■ Provided records ■

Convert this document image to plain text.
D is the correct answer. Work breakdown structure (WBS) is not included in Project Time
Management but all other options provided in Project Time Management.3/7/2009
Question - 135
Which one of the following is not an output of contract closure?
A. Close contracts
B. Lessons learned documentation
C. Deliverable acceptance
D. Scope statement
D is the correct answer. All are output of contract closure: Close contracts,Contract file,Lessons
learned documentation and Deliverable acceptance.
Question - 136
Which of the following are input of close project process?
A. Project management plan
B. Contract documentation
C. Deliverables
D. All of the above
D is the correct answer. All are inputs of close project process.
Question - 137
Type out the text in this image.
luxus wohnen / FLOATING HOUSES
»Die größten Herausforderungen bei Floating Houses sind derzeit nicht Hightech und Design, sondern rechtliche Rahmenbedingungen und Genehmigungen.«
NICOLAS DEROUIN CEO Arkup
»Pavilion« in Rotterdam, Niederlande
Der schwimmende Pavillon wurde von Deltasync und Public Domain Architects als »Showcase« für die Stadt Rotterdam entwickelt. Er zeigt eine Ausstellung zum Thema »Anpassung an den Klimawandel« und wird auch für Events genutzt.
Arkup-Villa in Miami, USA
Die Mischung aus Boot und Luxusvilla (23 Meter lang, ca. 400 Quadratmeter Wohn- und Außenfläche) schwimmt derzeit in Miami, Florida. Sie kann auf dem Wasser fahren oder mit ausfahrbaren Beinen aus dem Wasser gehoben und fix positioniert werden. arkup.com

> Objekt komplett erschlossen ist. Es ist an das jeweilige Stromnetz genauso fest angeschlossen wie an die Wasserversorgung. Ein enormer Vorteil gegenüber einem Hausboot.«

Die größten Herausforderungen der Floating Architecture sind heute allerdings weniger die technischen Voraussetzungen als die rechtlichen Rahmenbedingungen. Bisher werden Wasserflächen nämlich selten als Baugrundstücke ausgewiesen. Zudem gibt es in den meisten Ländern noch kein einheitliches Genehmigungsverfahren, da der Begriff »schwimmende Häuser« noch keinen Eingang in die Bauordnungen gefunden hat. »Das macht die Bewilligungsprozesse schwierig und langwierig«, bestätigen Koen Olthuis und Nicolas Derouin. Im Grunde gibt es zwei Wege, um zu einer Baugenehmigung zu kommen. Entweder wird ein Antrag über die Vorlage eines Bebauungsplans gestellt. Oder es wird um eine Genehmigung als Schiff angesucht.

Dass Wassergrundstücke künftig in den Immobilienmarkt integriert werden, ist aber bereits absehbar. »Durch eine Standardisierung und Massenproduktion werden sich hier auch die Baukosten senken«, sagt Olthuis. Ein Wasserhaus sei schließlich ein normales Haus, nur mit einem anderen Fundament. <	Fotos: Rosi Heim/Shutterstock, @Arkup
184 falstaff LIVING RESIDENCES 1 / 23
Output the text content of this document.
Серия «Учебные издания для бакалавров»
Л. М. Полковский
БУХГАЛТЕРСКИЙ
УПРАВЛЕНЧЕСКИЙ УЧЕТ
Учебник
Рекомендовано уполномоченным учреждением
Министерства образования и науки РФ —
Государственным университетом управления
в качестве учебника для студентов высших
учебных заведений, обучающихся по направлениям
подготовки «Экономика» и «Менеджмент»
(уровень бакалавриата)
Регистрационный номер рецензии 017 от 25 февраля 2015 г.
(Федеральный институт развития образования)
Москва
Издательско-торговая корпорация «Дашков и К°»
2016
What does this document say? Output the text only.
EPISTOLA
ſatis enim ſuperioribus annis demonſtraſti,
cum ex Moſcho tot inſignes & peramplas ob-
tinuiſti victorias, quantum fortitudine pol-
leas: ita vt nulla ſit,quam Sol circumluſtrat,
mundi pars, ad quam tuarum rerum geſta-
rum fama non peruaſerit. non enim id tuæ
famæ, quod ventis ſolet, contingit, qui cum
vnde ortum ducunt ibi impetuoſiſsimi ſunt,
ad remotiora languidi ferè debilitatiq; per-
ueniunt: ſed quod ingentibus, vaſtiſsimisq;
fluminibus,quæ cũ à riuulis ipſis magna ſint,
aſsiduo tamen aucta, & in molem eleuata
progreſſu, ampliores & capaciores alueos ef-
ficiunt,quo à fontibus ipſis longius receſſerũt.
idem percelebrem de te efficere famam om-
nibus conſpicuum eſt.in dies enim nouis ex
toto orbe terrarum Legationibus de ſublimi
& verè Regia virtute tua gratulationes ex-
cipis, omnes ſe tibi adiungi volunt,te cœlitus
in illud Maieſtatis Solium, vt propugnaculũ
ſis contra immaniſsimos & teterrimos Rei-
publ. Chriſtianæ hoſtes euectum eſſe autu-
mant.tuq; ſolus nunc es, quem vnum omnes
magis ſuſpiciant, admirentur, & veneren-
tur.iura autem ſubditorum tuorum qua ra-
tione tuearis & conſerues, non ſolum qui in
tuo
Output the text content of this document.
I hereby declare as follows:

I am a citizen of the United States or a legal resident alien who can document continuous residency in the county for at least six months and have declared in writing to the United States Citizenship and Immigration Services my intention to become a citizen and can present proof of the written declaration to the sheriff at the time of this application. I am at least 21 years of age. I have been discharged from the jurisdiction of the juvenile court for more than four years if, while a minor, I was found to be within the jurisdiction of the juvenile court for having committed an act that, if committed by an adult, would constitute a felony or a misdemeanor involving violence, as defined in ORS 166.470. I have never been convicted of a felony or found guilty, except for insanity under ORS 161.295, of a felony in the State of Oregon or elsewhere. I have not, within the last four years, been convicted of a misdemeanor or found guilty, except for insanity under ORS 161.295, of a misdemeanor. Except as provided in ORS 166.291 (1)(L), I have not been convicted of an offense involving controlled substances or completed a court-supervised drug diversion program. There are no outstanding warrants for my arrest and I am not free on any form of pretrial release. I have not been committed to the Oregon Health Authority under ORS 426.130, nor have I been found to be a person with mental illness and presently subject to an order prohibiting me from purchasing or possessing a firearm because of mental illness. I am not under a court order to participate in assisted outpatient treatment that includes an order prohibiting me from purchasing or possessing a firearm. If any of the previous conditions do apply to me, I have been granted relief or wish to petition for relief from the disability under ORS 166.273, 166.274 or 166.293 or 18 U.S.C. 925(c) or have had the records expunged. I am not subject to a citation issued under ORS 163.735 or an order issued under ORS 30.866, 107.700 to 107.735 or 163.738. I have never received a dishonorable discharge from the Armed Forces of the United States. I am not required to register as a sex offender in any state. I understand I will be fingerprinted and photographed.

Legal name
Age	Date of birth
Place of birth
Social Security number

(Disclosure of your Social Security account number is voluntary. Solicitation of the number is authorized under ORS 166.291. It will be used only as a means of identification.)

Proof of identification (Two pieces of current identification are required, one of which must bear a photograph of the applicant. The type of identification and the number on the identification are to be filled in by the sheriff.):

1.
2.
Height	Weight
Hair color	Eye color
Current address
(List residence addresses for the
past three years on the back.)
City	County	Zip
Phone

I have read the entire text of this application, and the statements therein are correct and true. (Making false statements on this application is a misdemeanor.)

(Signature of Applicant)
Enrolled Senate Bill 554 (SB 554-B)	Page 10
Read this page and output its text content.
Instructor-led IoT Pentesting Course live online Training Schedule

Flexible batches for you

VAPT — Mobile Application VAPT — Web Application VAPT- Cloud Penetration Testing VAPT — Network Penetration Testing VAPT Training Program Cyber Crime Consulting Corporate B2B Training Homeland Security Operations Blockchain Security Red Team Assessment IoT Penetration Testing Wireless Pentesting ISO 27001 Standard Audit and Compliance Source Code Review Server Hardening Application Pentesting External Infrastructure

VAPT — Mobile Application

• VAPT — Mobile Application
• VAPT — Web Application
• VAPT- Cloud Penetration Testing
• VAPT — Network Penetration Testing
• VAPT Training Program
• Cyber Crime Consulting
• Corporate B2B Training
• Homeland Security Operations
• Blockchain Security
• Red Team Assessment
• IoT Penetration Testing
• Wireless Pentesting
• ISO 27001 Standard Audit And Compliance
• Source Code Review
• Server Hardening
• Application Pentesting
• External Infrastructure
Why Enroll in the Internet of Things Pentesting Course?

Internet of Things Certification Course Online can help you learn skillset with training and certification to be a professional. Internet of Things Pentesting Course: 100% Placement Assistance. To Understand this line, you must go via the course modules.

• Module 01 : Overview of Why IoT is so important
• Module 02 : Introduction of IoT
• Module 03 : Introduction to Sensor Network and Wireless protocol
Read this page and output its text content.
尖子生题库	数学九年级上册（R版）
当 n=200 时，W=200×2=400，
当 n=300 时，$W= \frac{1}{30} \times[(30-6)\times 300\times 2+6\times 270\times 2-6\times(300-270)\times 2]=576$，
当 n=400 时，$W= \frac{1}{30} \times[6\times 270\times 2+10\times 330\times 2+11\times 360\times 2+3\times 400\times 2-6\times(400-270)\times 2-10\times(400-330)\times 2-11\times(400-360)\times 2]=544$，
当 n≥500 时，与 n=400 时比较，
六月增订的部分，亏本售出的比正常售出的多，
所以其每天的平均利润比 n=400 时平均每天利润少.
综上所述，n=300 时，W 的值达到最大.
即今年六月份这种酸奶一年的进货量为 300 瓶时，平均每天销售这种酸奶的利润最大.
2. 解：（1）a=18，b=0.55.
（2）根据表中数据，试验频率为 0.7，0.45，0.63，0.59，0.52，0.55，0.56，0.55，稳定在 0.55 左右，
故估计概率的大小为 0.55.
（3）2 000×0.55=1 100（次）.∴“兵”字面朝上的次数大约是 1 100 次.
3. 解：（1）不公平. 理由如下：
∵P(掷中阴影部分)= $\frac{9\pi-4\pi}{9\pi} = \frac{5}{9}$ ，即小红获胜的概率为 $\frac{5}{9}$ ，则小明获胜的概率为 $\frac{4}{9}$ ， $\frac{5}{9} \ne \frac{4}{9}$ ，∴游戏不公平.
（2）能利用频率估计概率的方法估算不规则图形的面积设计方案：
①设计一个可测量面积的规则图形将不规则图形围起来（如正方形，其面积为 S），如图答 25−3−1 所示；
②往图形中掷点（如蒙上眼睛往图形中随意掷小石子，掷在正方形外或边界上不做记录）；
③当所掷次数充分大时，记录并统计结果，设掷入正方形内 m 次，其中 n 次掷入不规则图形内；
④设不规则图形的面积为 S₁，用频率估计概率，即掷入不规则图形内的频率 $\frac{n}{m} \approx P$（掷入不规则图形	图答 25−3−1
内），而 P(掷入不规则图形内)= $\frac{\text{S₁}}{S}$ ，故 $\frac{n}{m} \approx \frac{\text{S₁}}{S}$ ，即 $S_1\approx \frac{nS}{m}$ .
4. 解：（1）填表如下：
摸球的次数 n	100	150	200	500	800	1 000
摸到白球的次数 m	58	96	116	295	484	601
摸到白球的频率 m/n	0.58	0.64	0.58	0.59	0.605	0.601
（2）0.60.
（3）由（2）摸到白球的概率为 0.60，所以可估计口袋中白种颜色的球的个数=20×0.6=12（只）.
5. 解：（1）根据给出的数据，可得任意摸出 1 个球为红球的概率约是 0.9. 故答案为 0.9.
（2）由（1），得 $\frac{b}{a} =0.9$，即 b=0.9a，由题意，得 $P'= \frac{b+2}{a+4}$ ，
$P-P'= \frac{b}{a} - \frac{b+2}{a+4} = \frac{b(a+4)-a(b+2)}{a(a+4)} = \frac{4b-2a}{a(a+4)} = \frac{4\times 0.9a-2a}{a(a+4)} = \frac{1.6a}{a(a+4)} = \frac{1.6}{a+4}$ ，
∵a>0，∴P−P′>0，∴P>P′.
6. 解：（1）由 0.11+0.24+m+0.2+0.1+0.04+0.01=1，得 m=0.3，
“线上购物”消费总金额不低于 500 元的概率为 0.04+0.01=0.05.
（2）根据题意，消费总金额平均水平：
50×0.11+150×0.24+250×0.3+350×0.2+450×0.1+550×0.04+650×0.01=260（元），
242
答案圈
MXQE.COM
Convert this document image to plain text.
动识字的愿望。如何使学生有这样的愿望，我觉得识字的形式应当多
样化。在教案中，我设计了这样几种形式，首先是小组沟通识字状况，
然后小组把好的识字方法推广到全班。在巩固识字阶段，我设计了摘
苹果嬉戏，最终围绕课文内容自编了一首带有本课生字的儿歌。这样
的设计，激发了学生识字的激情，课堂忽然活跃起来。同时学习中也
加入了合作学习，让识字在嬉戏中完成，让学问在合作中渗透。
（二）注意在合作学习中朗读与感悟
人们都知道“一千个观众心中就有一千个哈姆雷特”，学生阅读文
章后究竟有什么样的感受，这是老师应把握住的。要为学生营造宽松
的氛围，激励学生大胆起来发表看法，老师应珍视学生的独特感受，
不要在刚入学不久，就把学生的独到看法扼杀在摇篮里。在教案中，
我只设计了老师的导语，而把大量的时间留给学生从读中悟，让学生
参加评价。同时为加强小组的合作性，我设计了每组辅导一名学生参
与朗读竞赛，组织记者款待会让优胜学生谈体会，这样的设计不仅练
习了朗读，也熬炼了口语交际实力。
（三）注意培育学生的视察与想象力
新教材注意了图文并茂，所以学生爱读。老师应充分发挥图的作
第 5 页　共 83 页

■ Request ■
Pick out the lines that contain "contracts" and copy them.

■ Task output ■
A. Close contracts
D is the correct answer. All are output of contract closure: Close contracts,Contract file,Lessons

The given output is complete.